Exercise task: State how many lines of the entries hold the string "Ensemble", and nothing more.

--- start of Extracted records ---

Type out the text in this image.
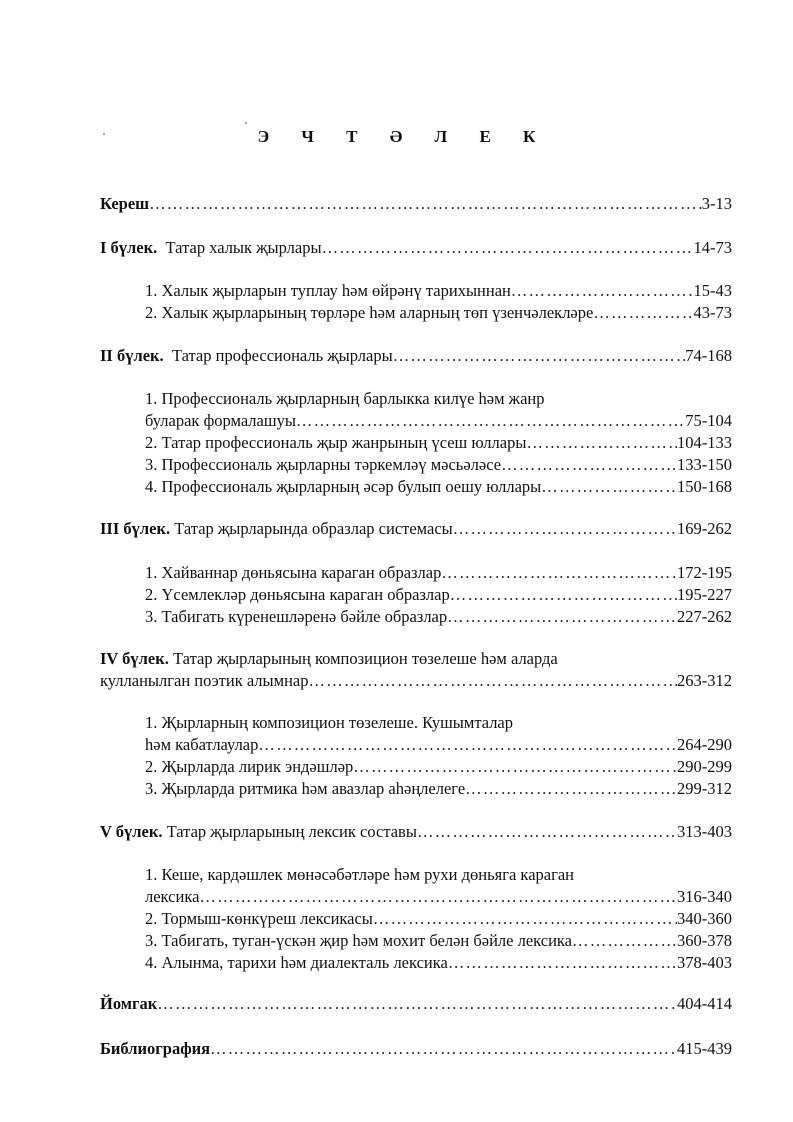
Э Ч Т Ә Л Е К
Кереш ……………………………………………………………………………………………………………………………………………………	3-13
I бүлек. Татар халык җырлары ……………………………………………………………………………………………………………………………………………………	14-73
1. Халык җырларын туплау һәм өйрәнү тарихыннан ……………………………………………………………………………………………………………………………………………………	15-43
2. Халык җырларының төрләре һәм аларның төп үзенчәлекләре ……………………………………………………………………………………………………………………………………………………	43-73
II бүлек. Татар профессиональ җырлары ……………………………………………………………………………………………………………………………………………………	74-168
1. Профессиональ җырларның барлыкка килүе һәм жанр
буларак формалашуы ……………………………………………………………………………………………………………………………………………………	75-104
2. Татар профессиональ җыр жанрының үсеш юллары ……………………………………………………………………………………………………………………………………………………	104-133
3. Профессиональ җырларны тәркемләү мәсьәләсе ……………………………………………………………………………………………………………………………………………………	133-150
4. Профессиональ җырларның әсәр булып оешу юллары ……………………………………………………………………………………………………………………………………………………	150-168
III бүлек. Татар җырларында образлар системасы ……………………………………………………………………………………………………………………………………………………	169-262
1. Хайваннар дөньясына караган образлар ……………………………………………………………………………………………………………………………………………………	172-195
2. Үсемлекләр дөньясына караган образлар ……………………………………………………………………………………………………………………………………………………	195-227
3. Табигать күренешләренә бәйле образлар ……………………………………………………………………………………………………………………………………………………	227-262
IV бүлек. Татар җырларының композицион төзелеше һәм аларда
кулланылган поэтик алымнар ……………………………………………………………………………………………………………………………………………………	263-312
1. Җырларның композицион төзелеше. Кушымталар
һәм кабатлаулар ……………………………………………………………………………………………………………………………………………………	264-290
2. Җырларда лирик эндәшләр ……………………………………………………………………………………………………………………………………………………	290-299
3. Җырларда ритмика һәм авазлар аһәңлелеге ……………………………………………………………………………………………………………………………………………………	299-312
V бүлек. Татар җырларының лексик составы ……………………………………………………………………………………………………………………………………………………	313-403
1. Кеше, кардәшлек мөнәсәбәтләре һәм рухи дөньяга караган
лексика ……………………………………………………………………………………………………………………………………………………	316-340
2. Тормыш-көнкүреш лексикасы ……………………………………………………………………………………………………………………………………………………	340-360
3. Табигать, туган-үскән җир һәм мохит белән бәйле лексика ……………………………………………………………………………………………………………………………………………………	360-378
4. Алынма, тарихи һәм диалекталь лексика ……………………………………………………………………………………………………………………………………………………	378-403
Йомгак ……………………………………………………………………………………………………………………………………………………	404-414
Библиография ……………………………………………………………………………………………………………………………………………………	415-439
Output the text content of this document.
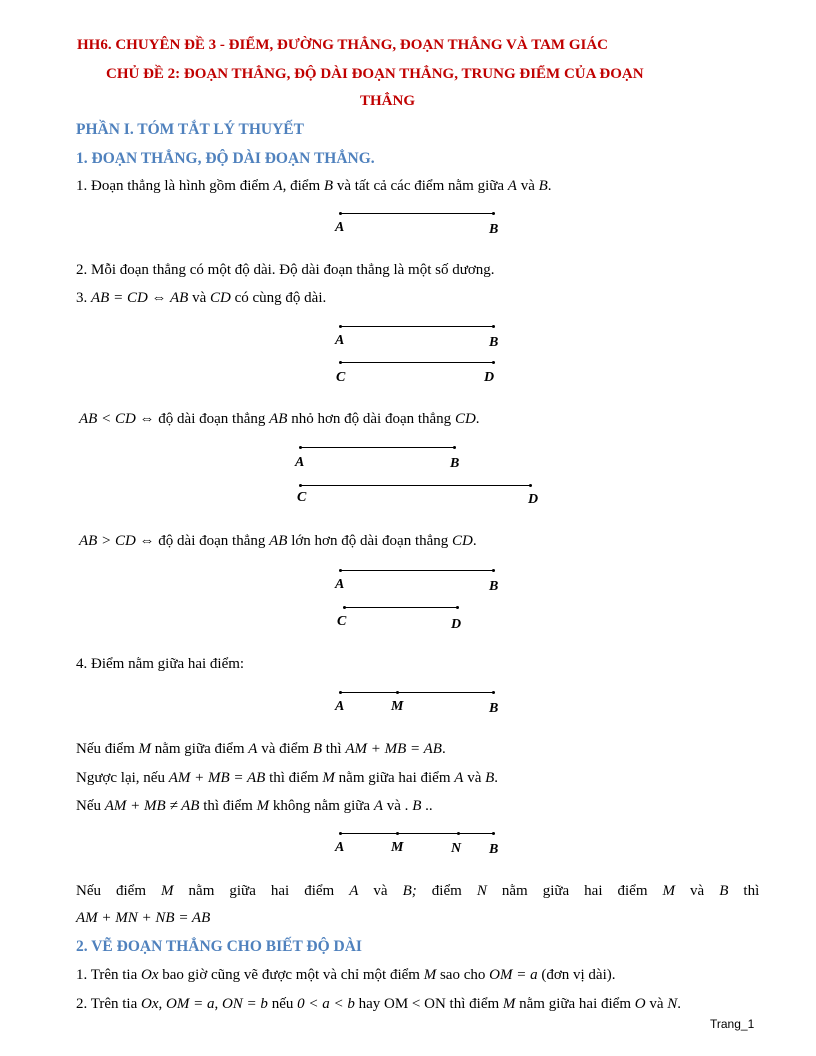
HH6. CHUYÊN ĐỀ 3 - ĐIỂM, ĐƯỜNG THẲNG, ĐOẠN THẲNG VÀ TAM GIÁC
CHỦ ĐỀ 2: ĐOẠN THẲNG, ĐỘ DÀI ĐOẠN THẲNG, TRUNG ĐIỂM CỦA ĐOẠN
THẲNG
PHẦN I. TÓM TẮT LÝ THUYẾT
1. ĐOẠN THẲNG, ĐỘ DÀI ĐOẠN THẲNG.
1. Đoạn thẳng là hình gồm điểm A, điểm B và tất cả các điểm nằm giữa A và B.
A	B
2. Mỗi đoạn thẳng có một độ dài. Độ dài đoạn thẳng là một số dương.
3. AB = CD ⇔ AB và CD có cùng độ dài.
A	B
C	D
AB < CD ⇔ độ dài đoạn thẳng AB nhỏ hơn độ dài đoạn thẳng CD.
A	B
C	D
AB > CD ⇔ độ dài đoạn thẳng AB lớn hơn độ dài đoạn thẳng CD.
A	B
C	D
4. Điểm nằm giữa hai điểm:
A	M	B
Nếu điểm M nằm giữa điểm A và điểm B thì AM + MB = AB.
Ngược lại, nếu AM + MB = AB thì điểm M nằm giữa hai điểm A và B.
Nếu AM + MB ≠ AB thì điểm M không nằm giữa A và . B ..
A	M	N B
Nếu điểm M nằm giữa hai điểm A và B; điểm N nằm giữa hai điểm M và B thì
AM + MN + NB = AB
2. VẼ ĐOẠN THẲNG CHO BIẾT ĐỘ DÀI
1. Trên tia Ox bao giờ cũng vẽ được một và chỉ một điểm M sao cho OM = a (đơn vị dài).
2. Trên tia Ox, OM = a, ON = b nếu 0 < a < b hay OM < ON thì điểm M nằm giữa hai điểm O và N.
Trang_1
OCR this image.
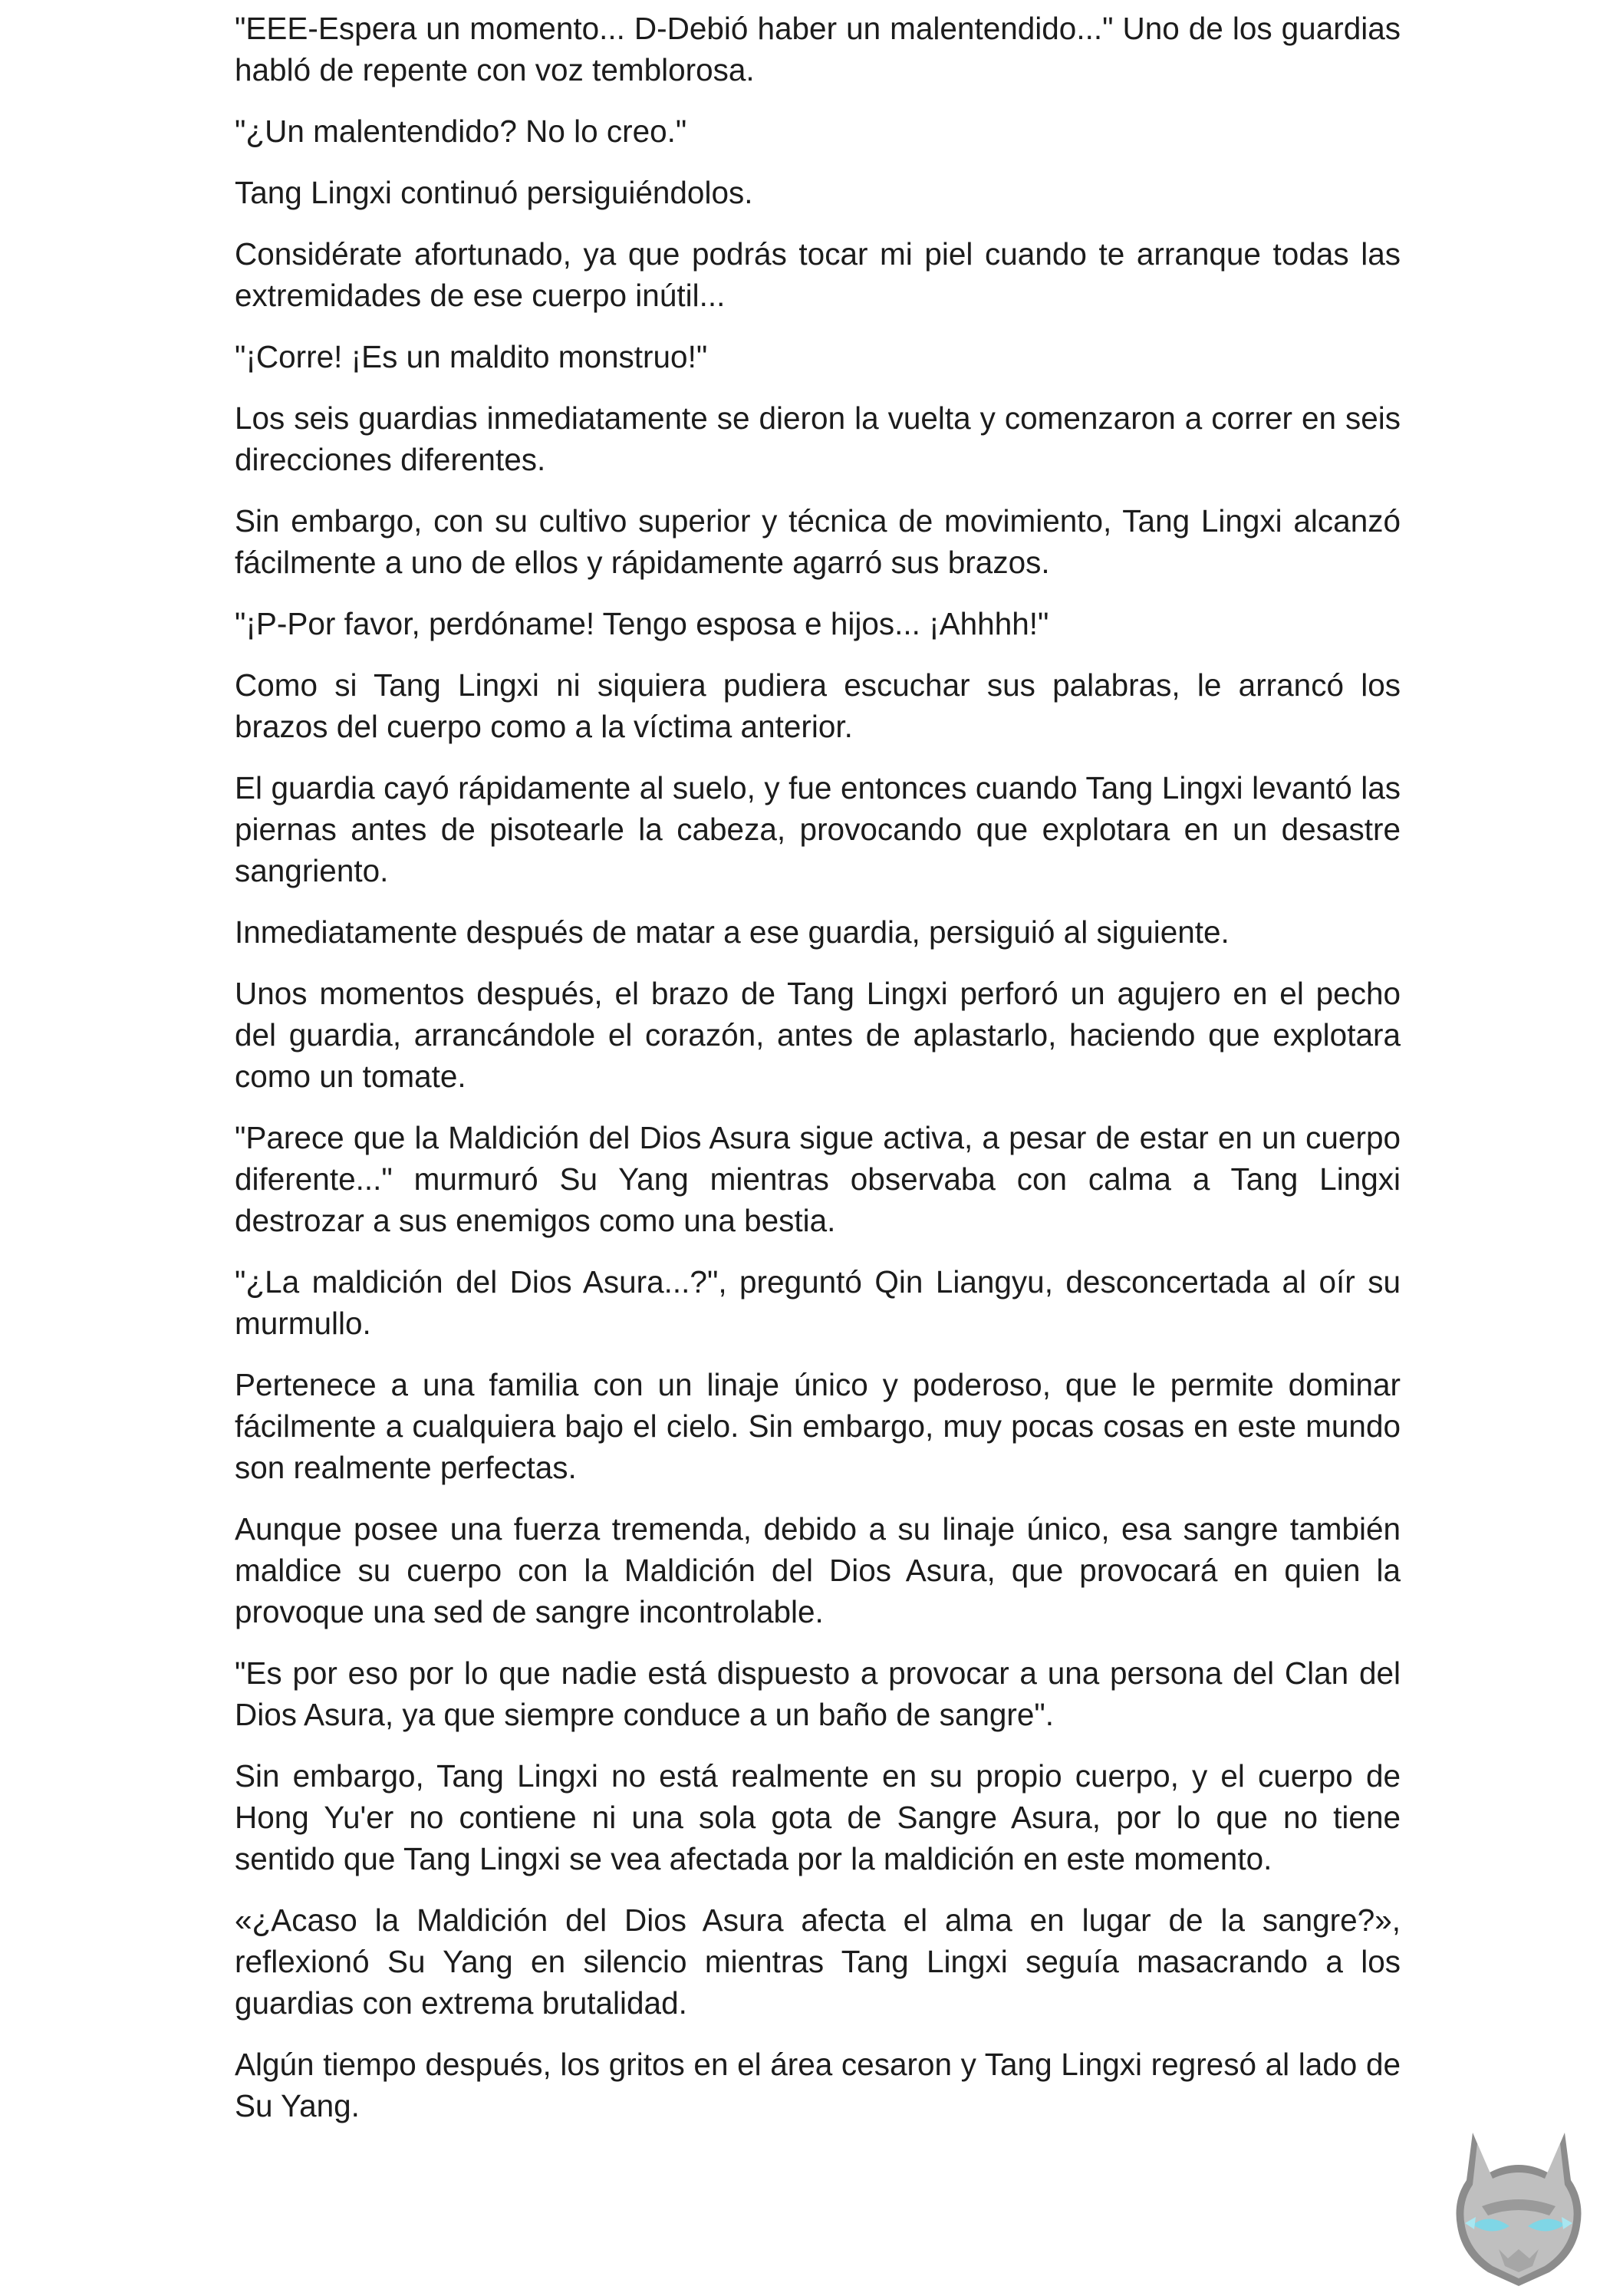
"EEE-Espera un momento... D-Debió haber un malentendido..." Uno de los guardias habló de repente con voz temblorosa.

"¿Un malentendido? No lo creo."

Tang Lingxi continuó persiguiéndolos.

Considérate afortunado, ya que podrás tocar mi piel cuando te arranque todas las extremidades de ese cuerpo inútil...

"¡Corre! ¡Es un maldito monstruo!"

Los seis guardias inmediatamente se dieron la vuelta y comenzaron a correr en seis direcciones diferentes.

Sin embargo, con su cultivo superior y técnica de movimiento, Tang Lingxi alcanzó fácilmente a uno de ellos y rápidamente agarró sus brazos.

"¡P-Por favor, perdóname! Tengo esposa e hijos... ¡Ahhhh!"

Como si Tang Lingxi ni siquiera pudiera escuchar sus palabras, le arrancó los brazos del cuerpo como a la víctima anterior.

El guardia cayó rápidamente al suelo, y fue entonces cuando Tang Lingxi levantó las piernas antes de pisotearle la cabeza, provocando que explotara en un desastre sangriento.

Inmediatamente después de matar a ese guardia, persiguió al siguiente.

Unos momentos después, el brazo de Tang Lingxi perforó un agujero en el pecho del guardia, arrancándole el corazón, antes de aplastarlo, haciendo que explotara como un tomate.

"Parece que la Maldición del Dios Asura sigue activa, a pesar de estar en un cuerpo diferente..." murmuró Su Yang mientras observaba con calma a Tang Lingxi destrozar a sus enemigos como una bestia.

"¿La maldición del Dios Asura...?", preguntó Qin Liangyu, desconcertada al oír su murmullo.

Pertenece a una familia con un linaje único y poderoso, que le permite dominar fácilmente a cualquiera bajo el cielo. Sin embargo, muy pocas cosas en este mundo son realmente perfectas.

Aunque posee una fuerza tremenda, debido a su linaje único, esa sangre también maldice su cuerpo con la Maldición del Dios Asura, que provocará en quien la provoque una sed de sangre incontrolable.

"Es por eso por lo que nadie está dispuesto a provocar a una persona del Clan del Dios Asura, ya que siempre conduce a un baño de sangre".

Sin embargo, Tang Lingxi no está realmente en su propio cuerpo, y el cuerpo de Hong Yu'er no contiene ni una sola gota de Sangre Asura, por lo que no tiene sentido que Tang Lingxi se vea afectada por la maldición en este momento.

«¿Acaso la Maldición del Dios Asura afecta el alma en lugar de la sangre?», reflexionó Su Yang en silencio mientras Tang Lingxi seguía masacrando a los guardias con extrema brutalidad.

Algún tiempo después, los gritos en el área cesaron y Tang Lingxi regresó al lado de Su Yang.
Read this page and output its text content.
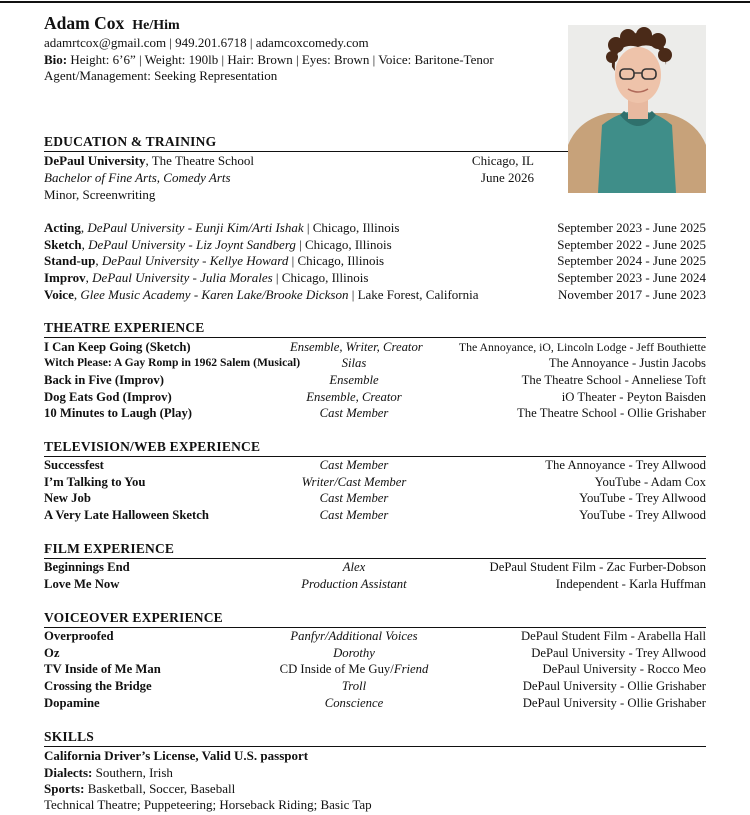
Adam Cox He/Him
adamrtcox@gmail.com | 949.201.6718 | adamcoxcomedy.com
Bio: Height: 6’6” | Weight: 190lb | Hair: Brown | Eyes: Brown | Voice: Baritone-Tenor
Agent/Management: Seeking Representation
EDUCATION & TRAINING
DePaul University, The Theatre School	Chicago, IL
Bachelor of Fine Arts, Comedy Arts	June 2026
Minor, Screenwriting
Acting, DePaul University - Eunji Kim/Arti Ishak | Chicago, Illinois	September 2023 - June 2025
Sketch, DePaul University - Liz Joynt Sandberg | Chicago, Illinois	September 2022 - June 2025
Stand-up, DePaul University - Kellye Howard | Chicago, Illinois	September 2024 - June 2025
Improv, DePaul University - Julia Morales | Chicago, Illinois	September 2023 - June 2024
Voice, Glee Music Academy - Karen Lake/Brooke Dickson | Lake Forest, California	November 2017 - June 2023
THEATRE EXPERIENCE
I Can Keep Going (Sketch)	Ensemble, Writer, Creator	The Annoyance, iO, Lincoln Lodge - Jeff Bouthiette
Witch Please: A Gay Romp in 1962 Salem (Musical)	Silas	The Annoyance - Justin Jacobs
Back in Five (Improv)	Ensemble	The Theatre School - Anneliese Toft
Dog Eats God (Improv)	Ensemble, Creator	iO Theater - Peyton Baisden
10 Minutes to Laugh (Play)	Cast Member	The Theatre School - Ollie Grishaber
TELEVISION/WEB EXPERIENCE
Successfest	Cast Member	The Annoyance - Trey Allwood
I’m Talking to You	Writer/Cast Member	YouTube - Adam Cox
New Job	Cast Member	YouTube - Trey Allwood
A Very Late Halloween Sketch	Cast Member	YouTube - Trey Allwood
FILM EXPERIENCE
Beginnings End	Alex	DePaul Student Film - Zac Furber-Dobson
Love Me Now	Production Assistant	Independent - Karla Huffman
VOICEOVER EXPERIENCE
Overproofed	Panfyr/Additional Voices	DePaul Student Film - Arabella Hall
Oz	Dorothy	DePaul University - Trey Allwood
TV Inside of Me Man	CD Inside of Me Guy/Friend	DePaul University - Rocco Meo
Crossing the Bridge	Troll	DePaul University - Ollie Grishaber
Dopamine	Conscience	DePaul University - Ollie Grishaber
SKILLS
California Driver’s License, Valid U.S. passport
Dialects: Southern, Irish
Sports: Basketball, Soccer, Baseball
Technical Theatre; Puppeteering; Horseback Riding; Basic Tap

--- end of Extracted records ---

Exercise response: 3